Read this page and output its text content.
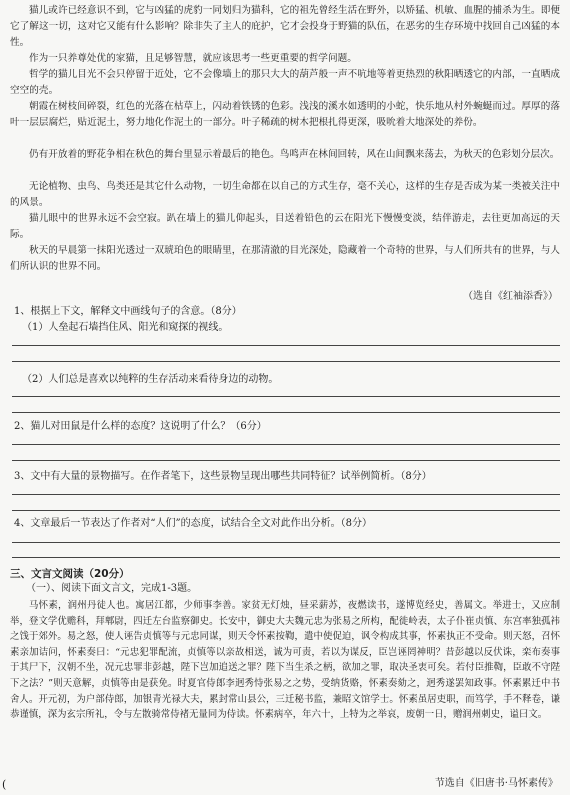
猫儿或许已经意识不到，它与凶猛的虎豹一同划归为猫科，它的祖先曾经生活在野外，以矫猛、机敏、血腥的捕杀为生。即便它了解这一切，这对它又能有什么影响？除非失了主人的庇护，它才会投身于野猫的队伍，在恶劣的生存环境中找回自己凶猛的本性。

作为一只养尊处优的家猫，且足够智慧，就应该思考一些更重要的哲学问题。

哲学的猫儿目光不会只停留于近处，它不会像墙上的那只大大的葫芦般一声不吭地等着更热烈的秋阳晒透它的内部，一直晒成空空的壳。

朝霞在树枝间碎裂，红色的光落在枯草上，闪动着铁锈的色彩。浅浅的溪水如透明的小蛇，快乐地从村外蜿蜒而过。厚厚的落叶一层层腐烂，贴近泥土，努力地化作泥土的一部分。叶子稀疏的树木把根扎得更深，吸吮着大地深处的养份。

仍有开放着的野花争相在秋色的舞台里显示着最后的艳色。鸟鸣声在林间回转，风在山间飘来荡去，为秋天的色彩划分层次。

无论植物、虫鸟、鸟类还是其它什么动物，一切生命都在以自己的方式生存，毫不关心，这样的生存是否成为某一类被关注中的风景。

猫儿眼中的世界永远不会空寂。趴在墙上的猫儿仰起头，目送着铅色的云在阳光下慢慢变淡，结伴游走，去往更加高远的天际。

秋天的早晨第一抹阳光透过一双琥珀色的眼睛里，在那清澈的目光深处，隐藏着一个奇特的世界，与人们所共有的世界，与人们所认识的世界不同。

（选自《红袖添香》）

1、根据上下文，解释文中画线句子的含意。（8分）

（1）人垒起石墙挡住风、阳光和窥探的视线。

（2）人们总是喜欢以纯粹的生存活动来看待身边的动物。

2、猫儿对田鼠是什么样的态度？这说明了什么？（6分）

3、文中有大量的景物描写。在作者笔下，这些景物呈现出哪些共同特征？试举例简析。（8分）

4、文章最后一节表达了作者对“人们”的态度，试结合全文对此作出分析。（8分）

三、文言文阅读（20分）
（一）、阅读下面文言文，完成1-3题。

马怀素，润州丹徒人也。寓居江都，少师事李善。家贫无灯烛，昼采薪苏，夜燃读书，遂博览经史，善属文。举进士，又应制举，登文学优赡科，拜郫尉，四迁左台监察御史。长安中，御史大夫魏元忠为张易之所构，配徙岭表，太子仆崔贞慎、东宫率独孤祎之饯于郊外。易之怒，使人诬告贞慎等与元忠同谋，则天令怀素按鞫，遣中使促迫，讽令构成其事，怀素执正不受命。则天怒，召怀素亲加诘问，怀素奏曰：“元忠犯罪配流，贞慎等以亲故相送，诚为可责，若以为谋反，臣岂诬罔神明？昔彭越以反伏诛，栾布奏事于其尸下，汉朝不坐，况元忠罪非彭越，陛下岂加追送之罪？陛下当生杀之柄，欲加之罪，取决圣衷可矣。若付臣推鞫，臣敢不守陛下之法？”则天意解，贞慎等由是获免。时夏官侍郎李迥秀恃张易之之势，受纳货赂，怀素奏劾之，迥秀遂罢知政事。怀素累迁中书舍人。开元初，为户部侍郎，加银青光禄大夫，累封常山县公，三迁秘书监，兼昭文馆学士。怀素虽居吏职，而笃学，手不释卷，谦恭谨慎，深为玄宗所礼，令与左散骑常侍褚无量同为侍读。怀素病卒，年六十，上特为之举哀，废朝一日，赠润州刺史，谥曰文。

(	节选自《旧唐书·马怀素传》
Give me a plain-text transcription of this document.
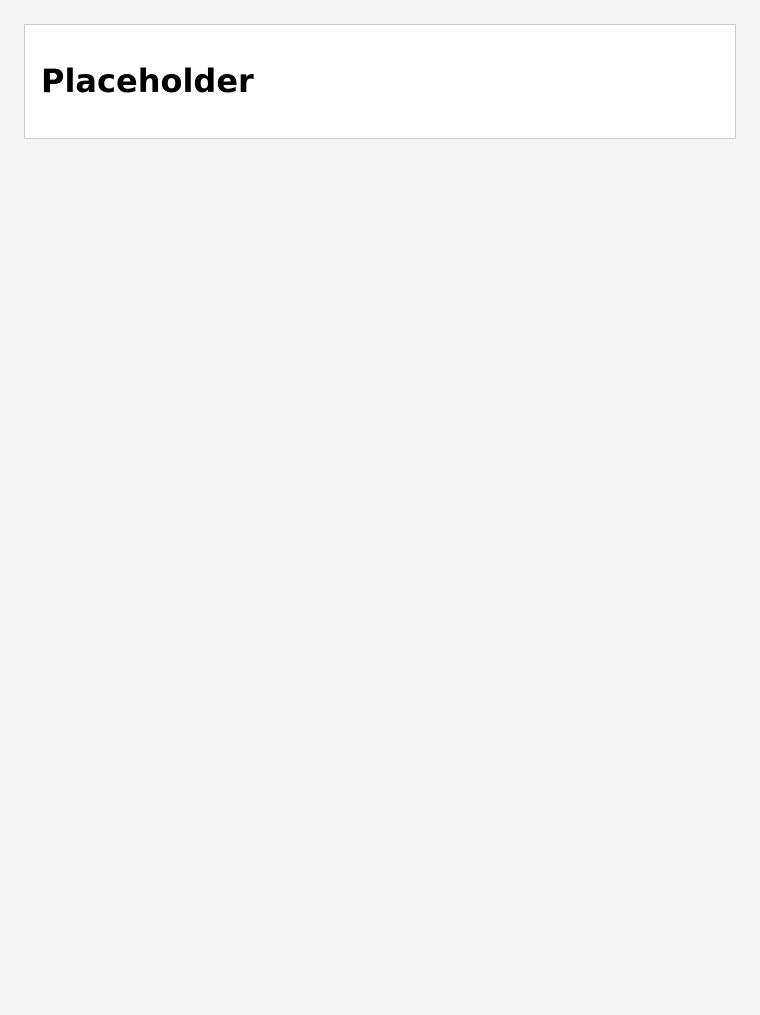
Placeholder
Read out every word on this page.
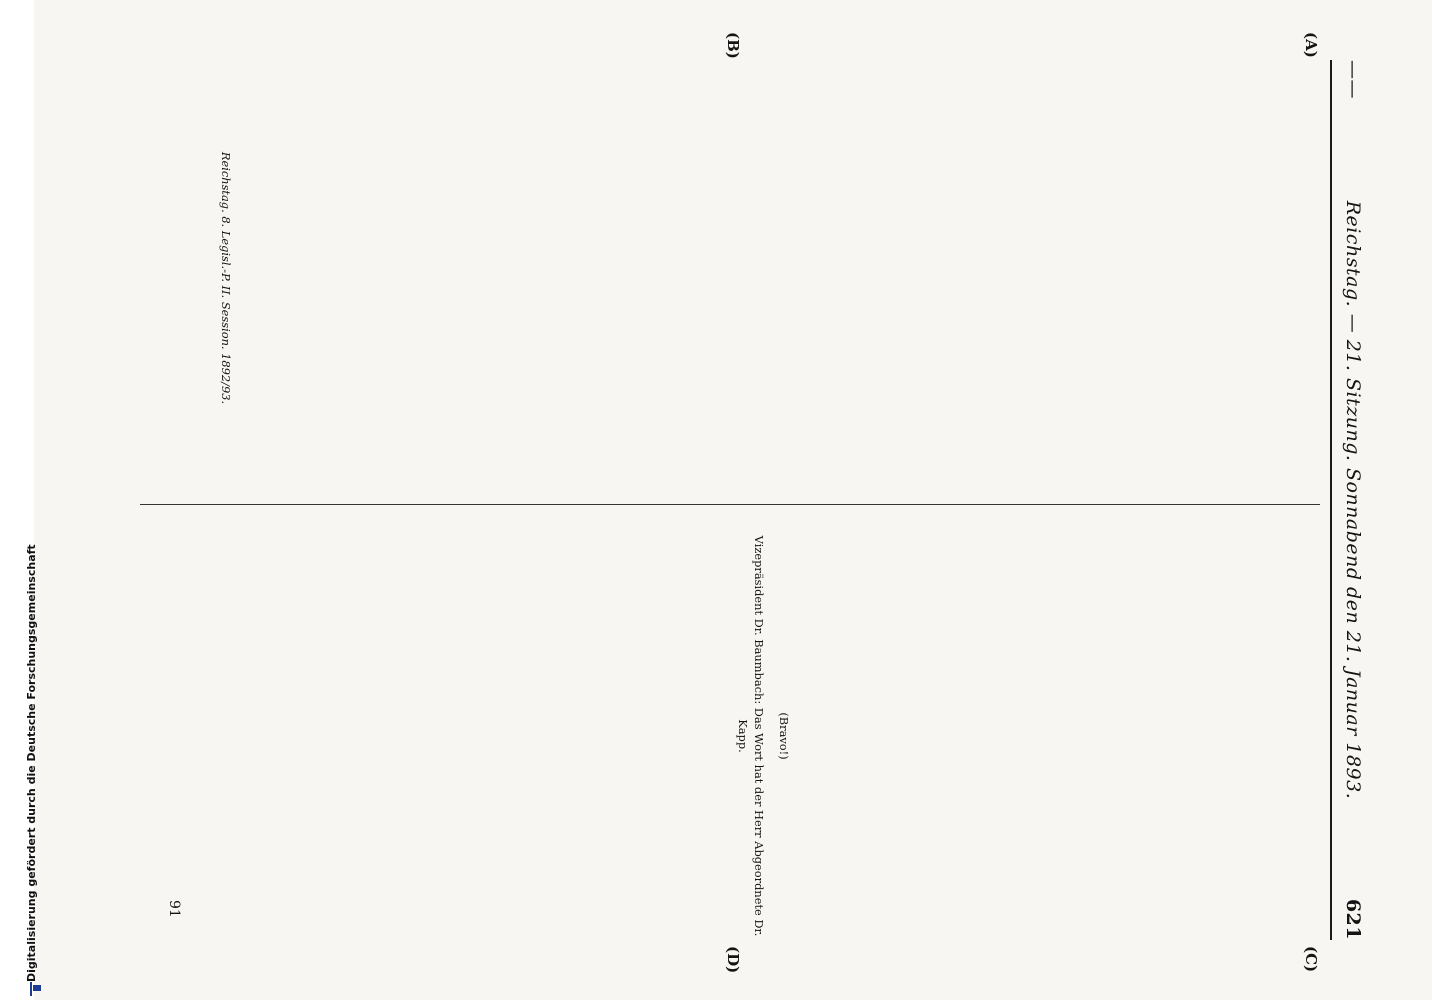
Digitalisierung gefördert durch die Deutsche Forschungsgemeinschaft
——
Reichstag. — 21. Sitzung. Sonnabend den 21. Januar 1893.
621
(A)
(B)
(C)
(D)

Reichstag. 8. Legisl.-P. II. Session. 1892/93.

(Bravo!)

Vizepräsident Dr. Baumbach: Das Wort hat der Herr Abgeordnete Dr. Kapp.

91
·····
WORK TO BE COMPLETED:
Reproduce the data above in full, exactly as it is, with the pictures left out.

RESPONSE TO THE EXERCISE:
Read this page and output its text content.
猫儿或许已经意识不到，它与凶猛的虎豹一同划归为猫科，它的祖先曾经生活在野外，以矫猛、机敏、血腥的捕杀为生。即便它了解这一切，这对它又能有什么影响？除非失了主人的庇护，它才会投身于野猫的队伍，在恶劣的生存环境中找回自己凶猛的本性。

作为一只养尊处优的家猫，且足够智慧，就应该思考一些更重要的哲学问题。

哲学的猫儿目光不会只停留于近处，它不会像墙上的那只大大的葫芦般一声不吭地等着更热烈的秋阳晒透它的内部，一直晒成空空的壳。

朝霞在树枝间碎裂，红色的光落在枯草上，闪动着铁锈的色彩。浅浅的溪水如透明的小蛇，快乐地从村外蜿蜒而过。厚厚的落叶一层层腐烂，贴近泥土，努力地化作泥土的一部分。叶子稀疏的树木把根扎得更深，吸吮着大地深处的养份。

仍有开放着的野花争相在秋色的舞台里显示着最后的艳色。鸟鸣声在林间回转，风在山间飘来荡去，为秋天的色彩划分层次。

无论植物、虫鸟、鸟类还是其它什么动物，一切生命都在以自己的方式生存，毫不关心，这样的生存是否成为某一类被关注中的风景。

猫儿眼中的世界永远不会空寂。趴在墙上的猫儿仰起头，目送着铅色的云在阳光下慢慢变淡，结伴游走，去往更加高远的天际。

秋天的早晨第一抹阳光透过一双琥珀色的眼睛里，在那清澈的目光深处，隐藏着一个奇特的世界，与人们所共有的世界，与人们所认识的世界不同。

（选自《红袖添香》）

1、根据上下文，解释文中画线句子的含意。（8分）

（1）人垒起石墙挡住风、阳光和窥探的视线。

（2）人们总是喜欢以纯粹的生存活动来看待身边的动物。

2、猫儿对田鼠是什么样的态度？这说明了什么？（6分）

3、文中有大量的景物描写。在作者笔下，这些景物呈现出哪些共同特征？试举例简析。（8分）

4、文章最后一节表达了作者对“人们”的态度，试结合全文对此作出分析。（8分）

三、文言文阅读（20分）
（一）、阅读下面文言文，完成1-3题。

马怀素，润州丹徒人也。寓居江都，少师事李善。家贫无灯烛，昼采薪苏，夜燃读书，遂博览经史，善属文。举进士，又应制举，登文学优赡科，拜郫尉，四迁左台监察御史。长安中，御史大夫魏元忠为张易之所构，配徙岭表，太子仆崔贞慎、东宫率独孤祎之饯于郊外。易之怒，使人诬告贞慎等与元忠同谋，则天令怀素按鞫，遣中使促迫，讽令构成其事，怀素执正不受命。则天怒，召怀素亲加诘问，怀素奏曰：“元忠犯罪配流，贞慎等以亲故相送，诚为可责，若以为谋反，臣岂诬罔神明？昔彭越以反伏诛，栾布奏事于其尸下，汉朝不坐，况元忠罪非彭越，陛下岂加追送之罪？陛下当生杀之柄，欲加之罪，取决圣衷可矣。若付臣推鞫，臣敢不守陛下之法？”则天意解，贞慎等由是获免。时夏官侍郎李迥秀恃张易之之势，受纳货赂，怀素奏劾之，迥秀遂罢知政事。怀素累迁中书舍人。开元初，为户部侍郎，加银青光禄大夫，累封常山县公，三迁秘书监，兼昭文馆学士。怀素虽居吏职，而笃学，手不释卷，谦恭谨慎，深为玄宗所礼，令与左散骑常侍褚无量同为侍读。怀素病卒，年六十，上特为之举哀，废朝一日，赠润州刺史，谥曰文。

(	节选自《旧唐书·马怀素传》
Give me a plain-text transcription of this document.
Placeholder
Read out every word on this page.
Digitalisierung gefördert durch die Deutsche Forschungsgemeinschaft
——
Reichstag. — 21. Sitzung. Sonnabend den 21. Januar 1893.
621
(A)
(B)
(C)
(D)

Reichstag. 8. Legisl.-P. II. Session. 1892/93.

(Bravo!)

Vizepräsident Dr. Baumbach: Das Wort hat der Herr Abgeordnete Dr. Kapp.

91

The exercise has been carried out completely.